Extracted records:

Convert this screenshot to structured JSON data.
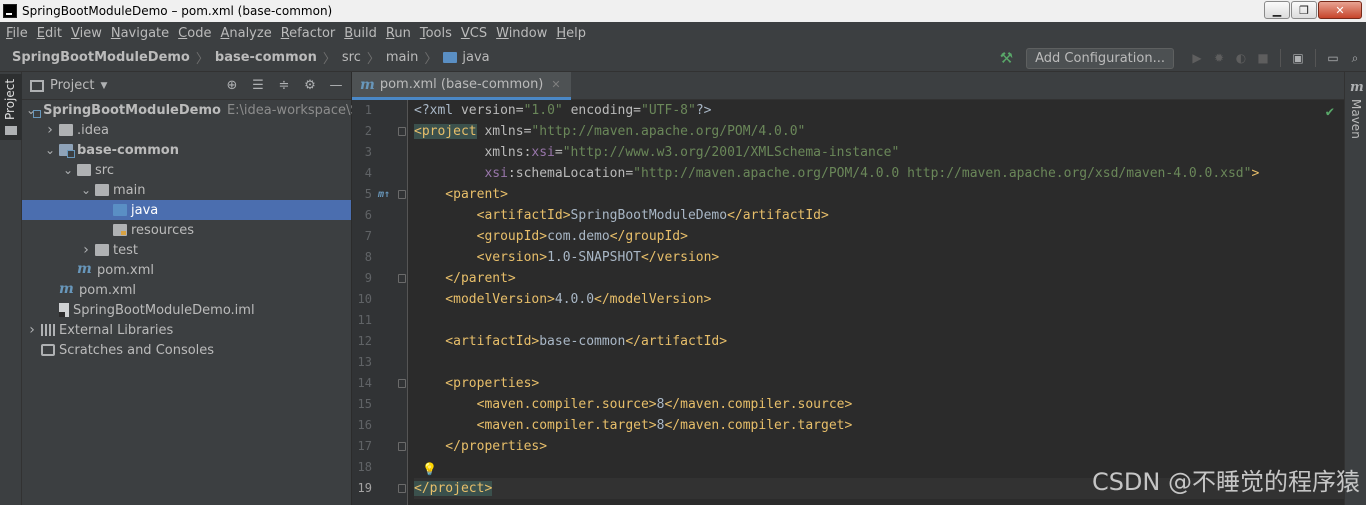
{
  "window": {
    "title": "SpringBootModuleDemo – pom.xml (base-common)",
    "buttons": {
      "minimize": "▁",
      "maximize": "❐",
      "close": "✕"
    }
  },
  "menu": [
    "File",
    "Edit",
    "View",
    "Navigate",
    "Code",
    "Analyze",
    "Refactor",
    "Build",
    "Run",
    "Tools",
    "VCS",
    "Window",
    "Help"
  ],
  "breadcrumb": [
    "SpringBootModuleDemo",
    "base-common",
    "src",
    "main",
    "java"
  ],
  "toolbar": {
    "add_configuration": "Add Configuration..."
  },
  "left_stripe": {
    "project_label": "Project"
  },
  "project_panel": {
    "title": "Project",
    "tree": [
      {
        "label": "SpringBootModuleDemo",
        "path": "E:\\idea-workspace\\Sp",
        "bold": true,
        "expanded": true,
        "depth": 0,
        "icon": "module-folder-icon"
      },
      {
        "label": ".idea",
        "expanded": false,
        "depth": 1,
        "icon": "folder-icon"
      },
      {
        "label": "base-common",
        "bold": true,
        "expanded": true,
        "depth": 1,
        "icon": "module-folder-icon"
      },
      {
        "label": "src",
        "expanded": true,
        "depth": 2,
        "icon": "folder-icon"
      },
      {
        "label": "main",
        "expanded": true,
        "depth": 3,
        "icon": "folder-icon"
      },
      {
        "label": "java",
        "depth": 4,
        "icon": "source-folder-icon",
        "selected": true
      },
      {
        "label": "resources",
        "depth": 4,
        "icon": "resources-folder-icon"
      },
      {
        "label": "test",
        "expanded": false,
        "depth": 3,
        "icon": "folder-icon"
      },
      {
        "label": "pom.xml",
        "depth": 2,
        "icon": "maven-icon"
      },
      {
        "label": "pom.xml",
        "depth": 1,
        "icon": "maven-icon"
      },
      {
        "label": "SpringBootModuleDemo.iml",
        "depth": 1,
        "icon": "iml-file-icon"
      },
      {
        "label": "External Libraries",
        "expanded": false,
        "depth": 0,
        "icon": "libraries-icon"
      },
      {
        "label": "Scratches and Consoles",
        "depth": 0,
        "icon": "scratches-icon"
      }
    ]
  },
  "editor": {
    "tab_label": "pom.xml (base-common)",
    "current_line": 19,
    "lines": [
      [
        [
          "t-text",
          "<?xml "
        ],
        [
          "t-attr",
          "version="
        ],
        [
          "t-val",
          "\"1.0\" "
        ],
        [
          "t-attr",
          "encoding="
        ],
        [
          "t-val",
          "\"UTF-8\""
        ],
        [
          "t-text",
          "?>"
        ]
      ],
      [
        [
          "t-tag t-hl",
          "<project"
        ],
        [
          "t-attr",
          " xmlns="
        ],
        [
          "t-val",
          "\"http://maven.apache.org/POM/4.0.0\""
        ]
      ],
      [
        [
          "t-attr",
          "         xmlns:"
        ],
        [
          "t-ns",
          "xsi"
        ],
        [
          "t-attr",
          "="
        ],
        [
          "t-val",
          "\"http://www.w3.org/2001/XMLSchema-instance\""
        ]
      ],
      [
        [
          "t-ns",
          "         xsi"
        ],
        [
          "t-attr",
          ":schemaLocation="
        ],
        [
          "t-val",
          "\"http://maven.apache.org/POM/4.0.0 http://maven.apache.org/xsd/maven-4.0.0.xsd\""
        ],
        [
          "t-tag",
          ">"
        ]
      ],
      [
        [
          "t-tag",
          "    <parent>"
        ]
      ],
      [
        [
          "t-tag",
          "        <artifactId>"
        ],
        [
          "t-text",
          "SpringBootModuleDemo"
        ],
        [
          "t-tag",
          "</artifactId>"
        ]
      ],
      [
        [
          "t-tag",
          "        <groupId>"
        ],
        [
          "t-text",
          "com.demo"
        ],
        [
          "t-tag",
          "</groupId>"
        ]
      ],
      [
        [
          "t-tag",
          "        <version>"
        ],
        [
          "t-text",
          "1.0-SNAPSHOT"
        ],
        [
          "t-tag",
          "</version>"
        ]
      ],
      [
        [
          "t-tag",
          "    </parent>"
        ]
      ],
      [
        [
          "t-tag",
          "    <modelVersion>"
        ],
        [
          "t-text",
          "4.0.0"
        ],
        [
          "t-tag",
          "</modelVersion>"
        ]
      ],
      [],
      [
        [
          "t-tag",
          "    <artifactId>"
        ],
        [
          "t-text",
          "base-common"
        ],
        [
          "t-tag",
          "</artifactId>"
        ]
      ],
      [],
      [
        [
          "t-tag",
          "    <properties>"
        ]
      ],
      [
        [
          "t-tag",
          "        <maven.compiler.source>"
        ],
        [
          "t-text",
          "8"
        ],
        [
          "t-tag",
          "</maven.compiler.source>"
        ]
      ],
      [
        [
          "t-tag",
          "        <maven.compiler.target>"
        ],
        [
          "t-text",
          "8"
        ],
        [
          "t-tag",
          "</maven.compiler.target>"
        ]
      ],
      [
        [
          "t-tag",
          "    </properties>"
        ]
      ],
      [],
      [
        [
          "t-tag t-hl",
          "</project>"
        ]
      ]
    ],
    "fold_lines": [
      2,
      5,
      9,
      14,
      17,
      19
    ],
    "gutter_mark_line": 5,
    "gutter_mark": "m↑",
    "bulb_line": 18
  },
  "right_stripe": {
    "label": "Maven"
  },
  "watermark": "CSDN @不睡觉的程序猿"
}
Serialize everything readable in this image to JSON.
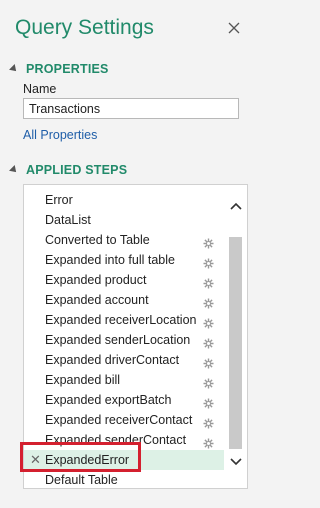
{
  "panel": {
    "title": "Query Settings"
  },
  "properties": {
    "header": "PROPERTIES",
    "name_label": "Name",
    "name_value": "Transactions",
    "all_properties_link": "All Properties"
  },
  "applied_steps": {
    "header": "APPLIED STEPS",
    "steps": [
      {
        "label": "Error",
        "has_gear": false
      },
      {
        "label": "DataList",
        "has_gear": false
      },
      {
        "label": "Converted to Table",
        "has_gear": true
      },
      {
        "label": "Expanded into full table",
        "has_gear": true
      },
      {
        "label": "Expanded product",
        "has_gear": true
      },
      {
        "label": "Expanded account",
        "has_gear": true
      },
      {
        "label": "Expanded receiverLocation",
        "has_gear": true
      },
      {
        "label": "Expanded senderLocation",
        "has_gear": true
      },
      {
        "label": "Expanded driverContact",
        "has_gear": true
      },
      {
        "label": "Expanded bill",
        "has_gear": true
      },
      {
        "label": "Expanded exportBatch",
        "has_gear": true
      },
      {
        "label": "Expanded receiverContact",
        "has_gear": true
      },
      {
        "label": "Expanded senderContact",
        "has_gear": true
      },
      {
        "label": "ExpandedError",
        "has_gear": false,
        "selected": true
      },
      {
        "label": "Default Table",
        "has_gear": false
      }
    ]
  },
  "colors": {
    "accent": "#218a6a",
    "link": "#1f5ea8",
    "selected_row": "#ddf1e6",
    "callout": "#d4202f"
  },
  "icons": {
    "close": "close-icon",
    "step_settings": "gear-icon",
    "delete_step": "x-icon"
  }
}
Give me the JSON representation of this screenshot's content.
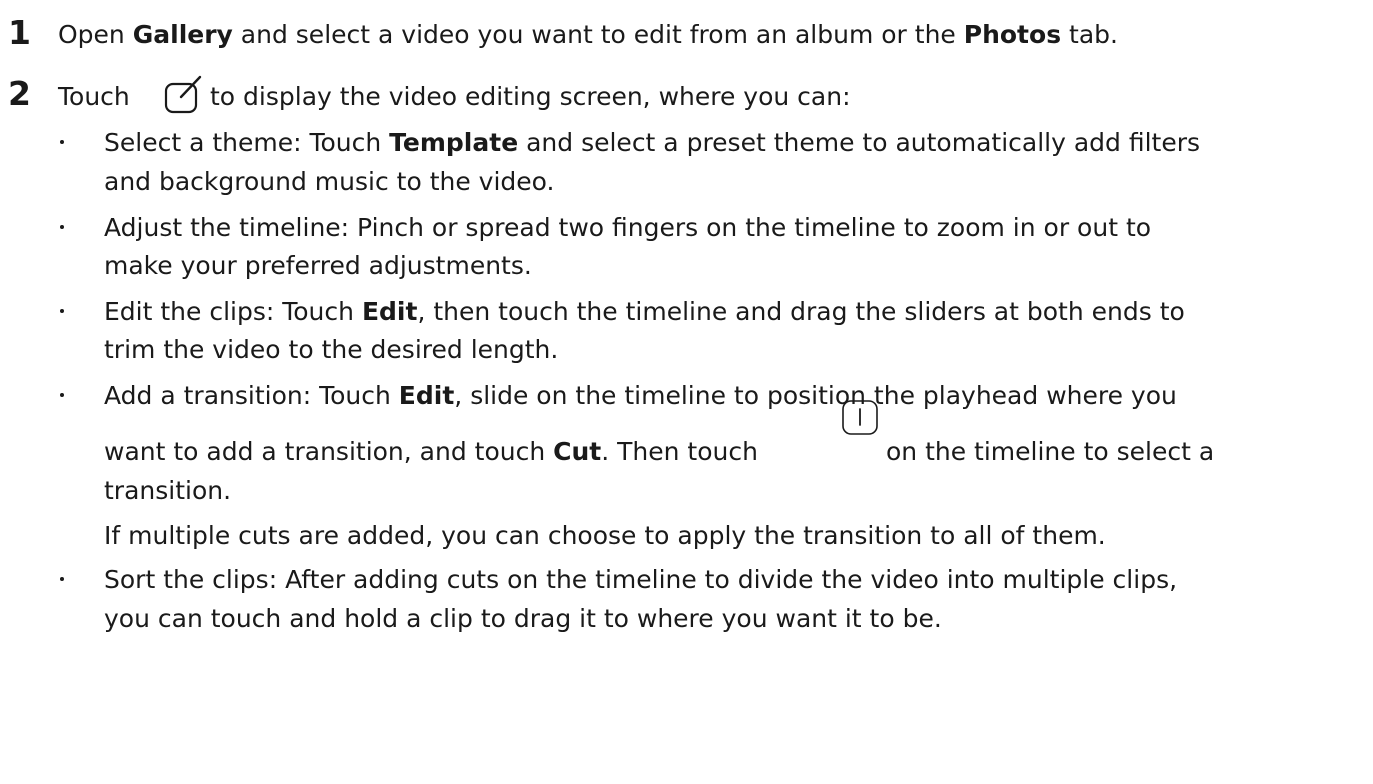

● SHORT PROBLEM: Above are records with pictures; repeat the records exactly and leave the pictures out.

● EXERCISE ANSWER:
Convert this screenshot to structured JSON data.
{
  "window": {
    "title": "SpringBootModuleDemo – pom.xml (base-common)",
    "buttons": {
      "minimize": "▁",
      "maximize": "❐",
      "close": "✕"
    }
  },
  "menu": [
    "File",
    "Edit",
    "View",
    "Navigate",
    "Code",
    "Analyze",
    "Refactor",
    "Build",
    "Run",
    "Tools",
    "VCS",
    "Window",
    "Help"
  ],
  "breadcrumb": [
    "SpringBootModuleDemo",
    "base-common",
    "src",
    "main",
    "java"
  ],
  "toolbar": {
    "add_configuration": "Add Configuration..."
  },
  "left_stripe": {
    "project_label": "Project"
  },
  "project_panel": {
    "title": "Project",
    "tree": [
      {
        "label": "SpringBootModuleDemo",
        "path": "E:\\idea-workspace\\Sp",
        "bold": true,
        "expanded": true,
        "depth": 0,
        "icon": "module-folder-icon"
      },
      {
        "label": ".idea",
        "expanded": false,
        "depth": 1,
        "icon": "folder-icon"
      },
      {
        "label": "base-common",
        "bold": true,
        "expanded": true,
        "depth": 1,
        "icon": "module-folder-icon"
      },
      {
        "label": "src",
        "expanded": true,
        "depth": 2,
        "icon": "folder-icon"
      },
      {
        "label": "main",
        "expanded": true,
        "depth": 3,
        "icon": "folder-icon"
      },
      {
        "label": "java",
        "depth": 4,
        "icon": "source-folder-icon",
        "selected": true
      },
      {
        "label": "resources",
        "depth": 4,
        "icon": "resources-folder-icon"
      },
      {
        "label": "test",
        "expanded": false,
        "depth": 3,
        "icon": "folder-icon"
      },
      {
        "label": "pom.xml",
        "depth": 2,
        "icon": "maven-icon"
      },
      {
        "label": "pom.xml",
        "depth": 1,
        "icon": "maven-icon"
      },
      {
        "label": "SpringBootModuleDemo.iml",
        "depth": 1,
        "icon": "iml-file-icon"
      },
      {
        "label": "External Libraries",
        "expanded": false,
        "depth": 0,
        "icon": "libraries-icon"
      },
      {
        "label": "Scratches and Consoles",
        "depth": 0,
        "icon": "scratches-icon"
      }
    ]
  },
  "editor": {
    "tab_label": "pom.xml (base-common)",
    "current_line": 19,
    "lines": [
      [
        [
          "t-text",
          "<?xml "
        ],
        [
          "t-attr",
          "version="
        ],
        [
          "t-val",
          "\"1.0\" "
        ],
        [
          "t-attr",
          "encoding="
        ],
        [
          "t-val",
          "\"UTF-8\""
        ],
        [
          "t-text",
          "?>"
        ]
      ],
      [
        [
          "t-tag t-hl",
          "<project"
        ],
        [
          "t-attr",
          " xmlns="
        ],
        [
          "t-val",
          "\"http://maven.apache.org/POM/4.0.0\""
        ]
      ],
      [
        [
          "t-attr",
          "         xmlns:"
        ],
        [
          "t-ns",
          "xsi"
        ],
        [
          "t-attr",
          "="
        ],
        [
          "t-val",
          "\"http://www.w3.org/2001/XMLSchema-instance\""
        ]
      ],
      [
        [
          "t-ns",
          "         xsi"
        ],
        [
          "t-attr",
          ":schemaLocation="
        ],
        [
          "t-val",
          "\"http://maven.apache.org/POM/4.0.0 http://maven.apache.org/xsd/maven-4.0.0.xsd\""
        ],
        [
          "t-tag",
          ">"
        ]
      ],
      [
        [
          "t-tag",
          "    <parent>"
        ]
      ],
      [
        [
          "t-tag",
          "        <artifactId>"
        ],
        [
          "t-text",
          "SpringBootModuleDemo"
        ],
        [
          "t-tag",
          "</artifactId>"
        ]
      ],
      [
        [
          "t-tag",
          "        <groupId>"
        ],
        [
          "t-text",
          "com.demo"
        ],
        [
          "t-tag",
          "</groupId>"
        ]
      ],
      [
        [
          "t-tag",
          "        <version>"
        ],
        [
          "t-text",
          "1.0-SNAPSHOT"
        ],
        [
          "t-tag",
          "</version>"
        ]
      ],
      [
        [
          "t-tag",
          "    </parent>"
        ]
      ],
      [
        [
          "t-tag",
          "    <modelVersion>"
        ],
        [
          "t-text",
          "4.0.0"
        ],
        [
          "t-tag",
          "</modelVersion>"
        ]
      ],
      [],
      [
        [
          "t-tag",
          "    <artifactId>"
        ],
        [
          "t-text",
          "base-common"
        ],
        [
          "t-tag",
          "</artifactId>"
        ]
      ],
      [],
      [
        [
          "t-tag",
          "    <properties>"
        ]
      ],
      [
        [
          "t-tag",
          "        <maven.compiler.source>"
        ],
        [
          "t-text",
          "8"
        ],
        [
          "t-tag",
          "</maven.compiler.source>"
        ]
      ],
      [
        [
          "t-tag",
          "        <maven.compiler.target>"
        ],
        [
          "t-text",
          "8"
        ],
        [
          "t-tag",
          "</maven.compiler.target>"
        ]
      ],
      [
        [
          "t-tag",
          "    </properties>"
        ]
      ],
      [],
      [
        [
          "t-tag t-hl",
          "</project>"
        ]
      ]
    ],
    "fold_lines": [
      2,
      5,
      9,
      14,
      17,
      19
    ],
    "gutter_mark_line": 5,
    "gutter_mark": "m↑",
    "bulb_line": 18
  },
  "right_stripe": {
    "label": "Maven"
  },
  "watermark": "CSDN @不睡觉的程序猿"
}
Serialize everything readable in this image to JSON.
{
  "panel": {
    "title": "Query Settings"
  },
  "properties": {
    "header": "PROPERTIES",
    "name_label": "Name",
    "name_value": "Transactions",
    "all_properties_link": "All Properties"
  },
  "applied_steps": {
    "header": "APPLIED STEPS",
    "steps": [
      {
        "label": "Error",
        "has_gear": false
      },
      {
        "label": "DataList",
        "has_gear": false
      },
      {
        "label": "Converted to Table",
        "has_gear": true
      },
      {
        "label": "Expanded into full table",
        "has_gear": true
      },
      {
        "label": "Expanded product",
        "has_gear": true
      },
      {
        "label": "Expanded account",
        "has_gear": true
      },
      {
        "label": "Expanded receiverLocation",
        "has_gear": true
      },
      {
        "label": "Expanded senderLocation",
        "has_gear": true
      },
      {
        "label": "Expanded driverContact",
        "has_gear": true
      },
      {
        "label": "Expanded bill",
        "has_gear": true
      },
      {
        "label": "Expanded exportBatch",
        "has_gear": true
      },
      {
        "label": "Expanded receiverContact",
        "has_gear": true
      },
      {
        "label": "Expanded senderContact",
        "has_gear": true
      },
      {
        "label": "ExpandedError",
        "has_gear": false,
        "selected": true
      },
      {
        "label": "Default Table",
        "has_gear": false
      }
    ]
  },
  "colors": {
    "accent": "#218a6a",
    "link": "#1f5ea8",
    "selected_row": "#ddf1e6",
    "callout": "#d4202f"
  },
  "icons": {
    "close": "close-icon",
    "step_settings": "gear-icon",
    "delete_step": "x-icon"
  }
}
Give me the JSON representation of this screenshot's content.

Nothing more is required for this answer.